§ EXERCISE
Gather, from the data below, each line in which the word "Horas" occurs.

Data records:
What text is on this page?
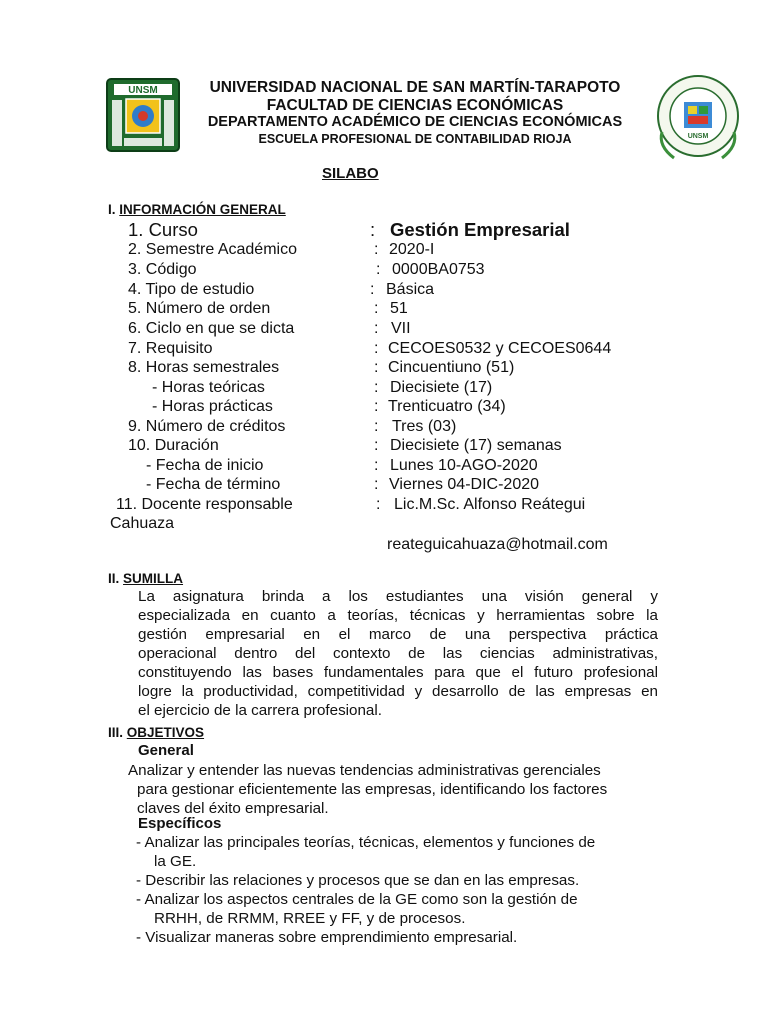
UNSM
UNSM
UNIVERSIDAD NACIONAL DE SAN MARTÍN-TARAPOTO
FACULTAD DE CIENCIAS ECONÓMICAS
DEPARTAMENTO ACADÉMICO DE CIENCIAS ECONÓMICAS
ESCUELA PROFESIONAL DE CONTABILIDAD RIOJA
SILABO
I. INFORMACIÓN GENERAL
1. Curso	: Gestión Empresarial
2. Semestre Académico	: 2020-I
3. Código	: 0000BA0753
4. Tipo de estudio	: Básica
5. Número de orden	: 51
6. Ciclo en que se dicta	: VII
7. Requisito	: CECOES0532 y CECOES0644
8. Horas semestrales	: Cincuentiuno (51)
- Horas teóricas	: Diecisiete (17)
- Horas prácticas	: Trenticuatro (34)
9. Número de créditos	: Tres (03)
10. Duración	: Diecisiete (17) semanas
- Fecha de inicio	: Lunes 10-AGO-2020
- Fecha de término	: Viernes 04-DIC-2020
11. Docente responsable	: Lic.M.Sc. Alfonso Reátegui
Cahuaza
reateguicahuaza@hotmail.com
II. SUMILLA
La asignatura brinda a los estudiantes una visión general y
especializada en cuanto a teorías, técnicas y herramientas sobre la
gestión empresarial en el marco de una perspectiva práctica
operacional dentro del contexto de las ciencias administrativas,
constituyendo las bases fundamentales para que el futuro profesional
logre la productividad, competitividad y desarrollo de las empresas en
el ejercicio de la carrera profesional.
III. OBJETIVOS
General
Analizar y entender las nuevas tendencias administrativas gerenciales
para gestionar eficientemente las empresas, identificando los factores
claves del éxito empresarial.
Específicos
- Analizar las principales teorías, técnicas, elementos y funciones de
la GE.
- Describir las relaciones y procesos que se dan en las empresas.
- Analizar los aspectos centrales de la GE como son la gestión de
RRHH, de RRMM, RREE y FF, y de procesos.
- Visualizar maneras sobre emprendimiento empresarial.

§ FULL ANSWER
8. Horas semestrales	: Cincuentiuno (51)
- Horas teóricas	: Diecisiete (17)
- Horas prácticas	: Trenticuatro (34)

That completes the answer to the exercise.